** begin TEXT BLOCK **
Cooling & noise levels

The cooling design is impressive. While being an enthusiast-class product with brutally high power consumption, we measure this to be ~450 Watts under full load. That Wattage directly relates to the amount of heat produced by the GPU, which sits inside a closed chassis. We hit 38~39 dBA in highly stressed conditions at quiet bios mode (default), though it took a while for the card to get there (warms up slowly), but even that is considered an average acoustic level. Under heavy load conditions, expect the card to pass 65-70c; depending on the airflow inside your chassis (depending on the airflow in your chassis) that value can rise. FLIR imaging shows nothing worrying. Alternatively, you can select the performance BIOS which makes acoustic rise to 41~42 DBa and temps down to 65 Degrees C. However we're not if the extra noise is worht the extra 1% in performance.
** end TEXT BLOCK **
* WRITTEN TASKS *
- a) Decide whether each statement agrees with the cooling and noise passage: (i) in quiet BIOS mode under heavy stress, the card reaches 38 to 39 dBA; (ii) selecting the performance BIOS lowers the noise level; (iii) FLIR imaging reveals a worrying hot spot. Answer yes or no for each, and quote the deciding words.
- b) Resume the cooling and noise passage after its last sentence.
** begin DATASET ROWS **
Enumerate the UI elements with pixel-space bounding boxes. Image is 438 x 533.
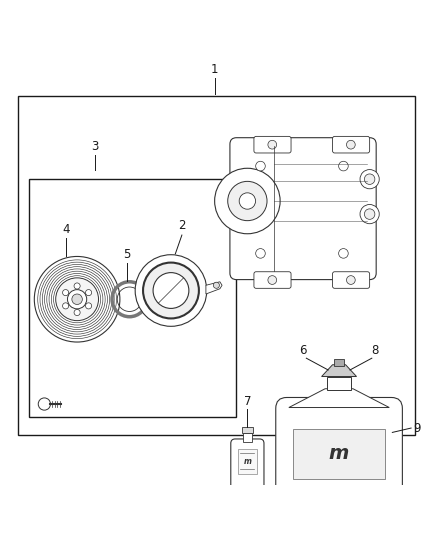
FancyBboxPatch shape	[332, 272, 370, 288]
Circle shape	[213, 282, 219, 288]
Circle shape	[239, 193, 255, 209]
Polygon shape	[289, 389, 389, 408]
Text: 7: 7	[244, 394, 251, 408]
Circle shape	[135, 255, 207, 326]
Circle shape	[364, 174, 375, 184]
Bar	[238, 449, 257, 474]
Circle shape	[256, 248, 265, 258]
FancyBboxPatch shape	[230, 138, 376, 280]
Bar	[18, 96, 416, 434]
Text: 4: 4	[63, 222, 70, 236]
Circle shape	[85, 303, 92, 309]
Text: 5: 5	[124, 248, 131, 261]
Circle shape	[256, 161, 265, 171]
FancyBboxPatch shape	[254, 272, 291, 288]
Circle shape	[72, 294, 82, 304]
Circle shape	[339, 248, 348, 258]
Circle shape	[85, 289, 92, 296]
Polygon shape	[321, 365, 357, 376]
Bar	[334, 359, 344, 366]
FancyBboxPatch shape	[320, 490, 358, 500]
FancyBboxPatch shape	[231, 439, 264, 489]
Text: 6: 6	[300, 344, 307, 357]
Circle shape	[143, 263, 199, 318]
Text: 2: 2	[178, 219, 186, 232]
FancyBboxPatch shape	[332, 136, 370, 153]
Bar	[242, 427, 253, 433]
Circle shape	[63, 303, 69, 309]
Text: 1: 1	[211, 63, 219, 76]
Polygon shape	[206, 282, 222, 294]
Bar	[327, 376, 351, 390]
Circle shape	[38, 398, 50, 410]
Circle shape	[346, 140, 355, 149]
Circle shape	[215, 168, 280, 234]
Circle shape	[34, 256, 120, 342]
Circle shape	[153, 272, 189, 309]
Circle shape	[74, 283, 80, 289]
FancyBboxPatch shape	[254, 136, 291, 153]
Circle shape	[268, 276, 277, 285]
Bar	[293, 429, 385, 479]
Circle shape	[360, 169, 379, 189]
Bar	[29, 179, 237, 417]
Text: 3: 3	[91, 140, 98, 153]
Circle shape	[346, 276, 355, 285]
Circle shape	[56, 278, 99, 321]
Circle shape	[360, 205, 379, 224]
Circle shape	[67, 289, 87, 309]
Text: 8: 8	[371, 344, 378, 357]
Circle shape	[63, 289, 69, 296]
Circle shape	[268, 140, 277, 149]
Circle shape	[364, 209, 375, 220]
Circle shape	[74, 310, 80, 316]
Circle shape	[339, 161, 348, 171]
Circle shape	[228, 181, 267, 221]
Text: m: m	[244, 457, 251, 466]
Text: m: m	[329, 444, 349, 463]
Bar	[243, 433, 252, 442]
Text: 9: 9	[413, 422, 421, 434]
FancyBboxPatch shape	[276, 398, 403, 509]
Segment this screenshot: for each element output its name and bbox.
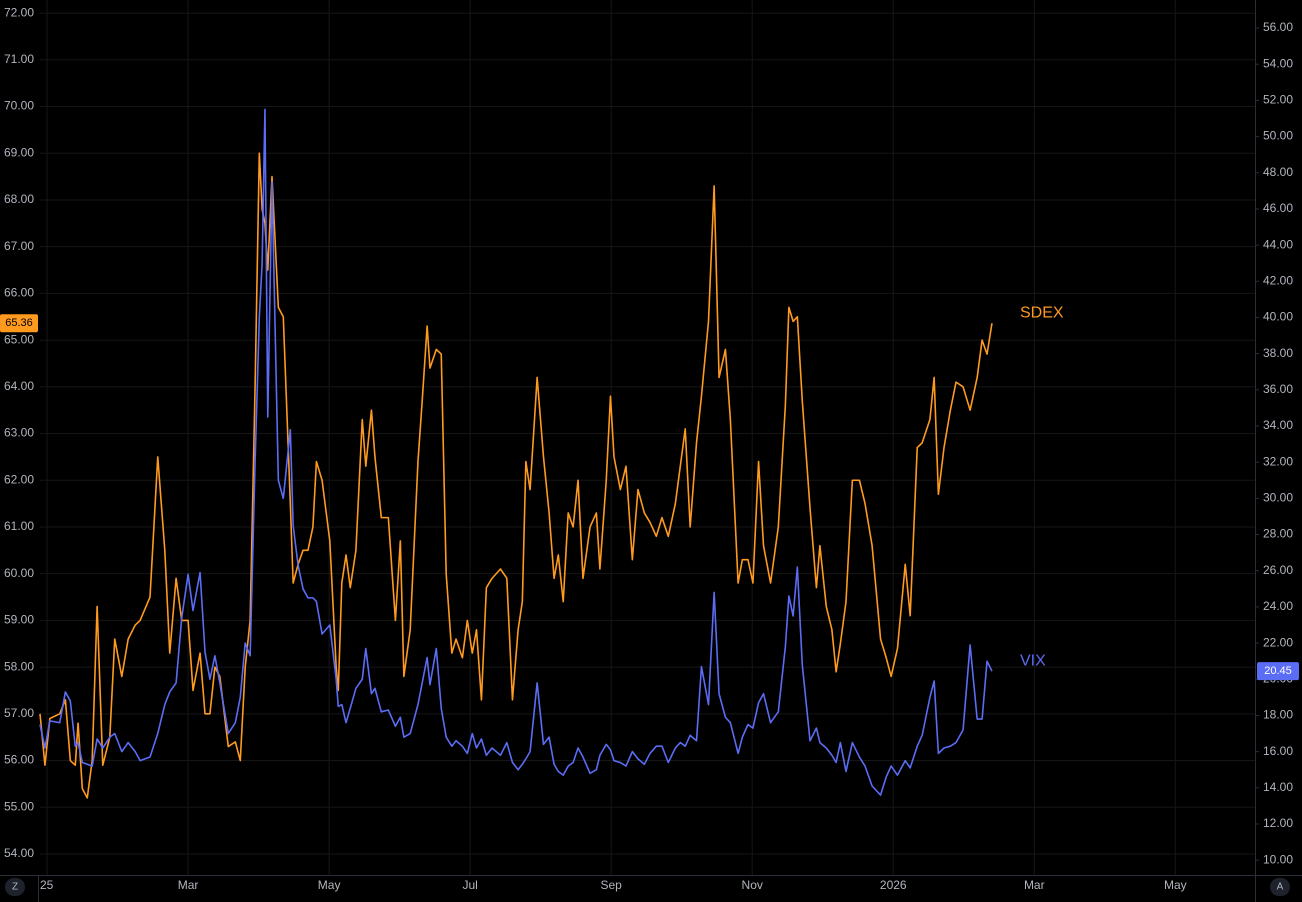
control-label[interactable]: Z	[12, 882, 18, 893]
y-tick-label: 69.00	[4, 145, 34, 159]
y-tick-label: 58.00	[4, 659, 34, 673]
y2-tick-label: 26.00	[1263, 563, 1293, 577]
y-tick-label: 55.00	[4, 799, 34, 813]
y-tick-label: 66.00	[4, 286, 34, 300]
x-tick-label: May	[318, 878, 341, 892]
y-tick-label: 56.00	[4, 753, 34, 767]
y2-tick-label: 48.00	[1263, 165, 1293, 179]
y2-tick-label: 22.00	[1263, 635, 1293, 649]
x-tick-label: 25	[40, 878, 54, 892]
x-tick-label: 2026	[880, 878, 907, 892]
y-tick-label: 72.00	[4, 5, 34, 19]
x-tick-label: Mar	[178, 878, 199, 892]
y2-tick-label: 44.00	[1263, 237, 1293, 251]
y-tick-label: 64.00	[4, 379, 34, 393]
last-value-box	[1257, 662, 1299, 681]
x-tick-label: May	[1164, 878, 1187, 892]
y-tick-label: 63.00	[4, 426, 34, 440]
x-tick-label: Mar	[1024, 878, 1045, 892]
y2-tick-label: 56.00	[1263, 20, 1293, 34]
x-tick-label: Jul	[462, 878, 477, 892]
x-tick-label: Nov	[742, 878, 763, 892]
y-tick-label: 65.00	[4, 332, 34, 346]
y-tick-label: 57.00	[4, 706, 34, 720]
y2-tick-label: 28.00	[1263, 527, 1293, 541]
y-tick-label: 68.00	[4, 192, 34, 206]
y-tick-label: 62.00	[4, 472, 34, 486]
y2-tick-label: 46.00	[1263, 201, 1293, 215]
y2-tick-label: 24.00	[1263, 599, 1293, 613]
last-value-box	[0, 314, 38, 333]
series-line	[39, 152, 993, 799]
y-tick-label: 70.00	[4, 99, 34, 113]
last-value-label: 20.45	[1264, 665, 1292, 677]
y2-tick-label: 36.00	[1263, 382, 1293, 396]
y-tick-label: 61.00	[4, 519, 34, 533]
y2-tick-label: 12.00	[1263, 816, 1293, 830]
plot	[39, 108, 993, 799]
last-value-label: 65.36	[5, 317, 33, 329]
y-tick-label: 54.00	[4, 846, 34, 860]
y2-tick-label: 30.00	[1263, 491, 1293, 505]
y2-tick-label: 52.00	[1263, 93, 1293, 107]
y2-tick-label: 42.00	[1263, 273, 1293, 287]
series-line	[39, 108, 993, 796]
series-label: VIX	[1020, 652, 1046, 669]
y2-tick-label: 32.00	[1263, 454, 1293, 468]
y2-tick-label: 34.00	[1263, 418, 1293, 432]
grid	[40, 0, 1255, 875]
y-tick-label: 60.00	[4, 566, 34, 580]
x-tick-label: Sep	[601, 878, 623, 892]
y2-tick-label: 18.00	[1263, 708, 1293, 722]
control-button[interactable]	[5, 878, 25, 896]
y2-tick-label: 16.00	[1263, 744, 1293, 758]
control-label[interactable]: A	[1277, 882, 1284, 893]
series-label: SDEX	[1020, 304, 1064, 321]
y-tick-label: 71.00	[4, 52, 34, 66]
y2-tick-label: 14.00	[1263, 780, 1293, 794]
y2-tick-label: 10.00	[1263, 852, 1293, 866]
y2-tick-label: 54.00	[1263, 56, 1293, 70]
control-button[interactable]	[1270, 878, 1290, 896]
axes: 54.00 55.00 56.00 57.00 58.00 59.00 60.00 61.00…	[0, 5, 1299, 892]
y-tick-label: 59.00	[4, 613, 34, 627]
y2-tick-label: 40.00	[1263, 310, 1293, 324]
y-tick-label: 67.00	[4, 239, 34, 253]
y2-tick-label: 50.00	[1263, 129, 1293, 143]
y2-tick-label: 38.00	[1263, 346, 1293, 360]
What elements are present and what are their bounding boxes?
** end DATASET ROWS **
* RESULTS FOR EACH TASK *
- a)
(i) Yes: "We hit 38~39 dBA in highly stressed conditions at quiet bios mode (default)"
(ii) No: "you can select the performance BIOS which makes acoustic rise to 41~42 DBa"
(iii) No: "FLIR imaging shows nothing worrying."

- b)
  

Energy

We touched the topic a bit already; the power draw under intensive gaming for GeForce RTX 4090 is significant, especially in a time where energy prices are soaring; this product isn't a good example. We measured it to be close to the 450 Watt range. This is the tradeoff for a bit more bite in performance for this graphics card model in particular. Gaming wise that number will fluctuate a bit—Board partner cards to show higher numbers as they get more TGP allowance. You'll also get a little extra reserve to tweak of course. 

Coil whine

Much like the 3090, the GeForce RTX 4090 does exhibit coil squeal. Is it annoying? It's at a level you can hear it. In a closed chassis, that noise would fade away in the background. However, with an open chassis, you can hear coil whine/squeal. Graphics cards all make this in some sort or form, especially at high framerates this can be perceived. 

Pricing

The reference/founder edition GeForce RTX 4090 from NVIDIA costs USD 1599; for most of us too much for something you can use to play PC games with. This product is tagged at 1749 USD, that's fair compared to that founder edition if you ask me. It's still an absurd amount of money of course for something to play games with.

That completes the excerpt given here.